→ **Required work**
Transcribe all of the material exactly. Any picture in it should be left out.

▼▼▼

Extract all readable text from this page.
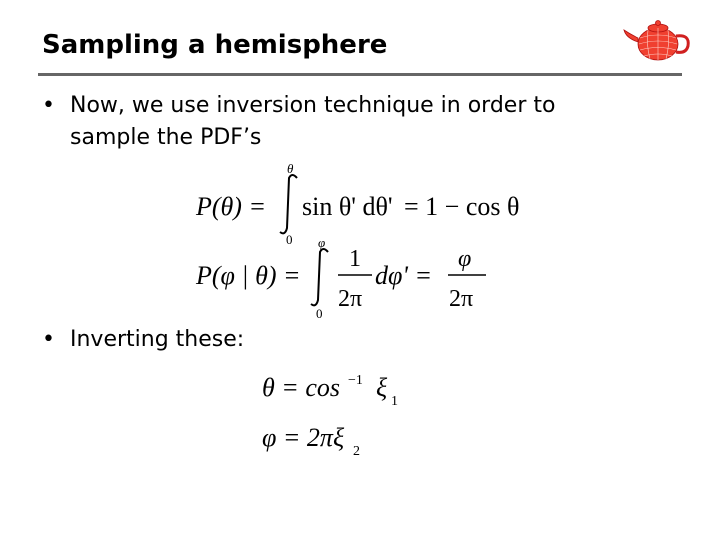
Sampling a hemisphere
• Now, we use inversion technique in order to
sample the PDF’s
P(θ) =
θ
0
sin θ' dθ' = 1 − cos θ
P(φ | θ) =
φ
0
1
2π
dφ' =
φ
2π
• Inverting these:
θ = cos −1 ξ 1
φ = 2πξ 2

▲▲▲

→ **Response below**
Extract all readable text from this page.
Sampling a hemisphere
• Now, we use inversion technique in order to
sample the PDF’s
P(θ) =
θ
0
sin θ' dθ' = 1 − cos θ
P(φ | θ) =
φ
0
1
2π
dφ' =
φ
2π
• Inverting these:
θ = cos −1 ξ 1
φ = 2πξ 2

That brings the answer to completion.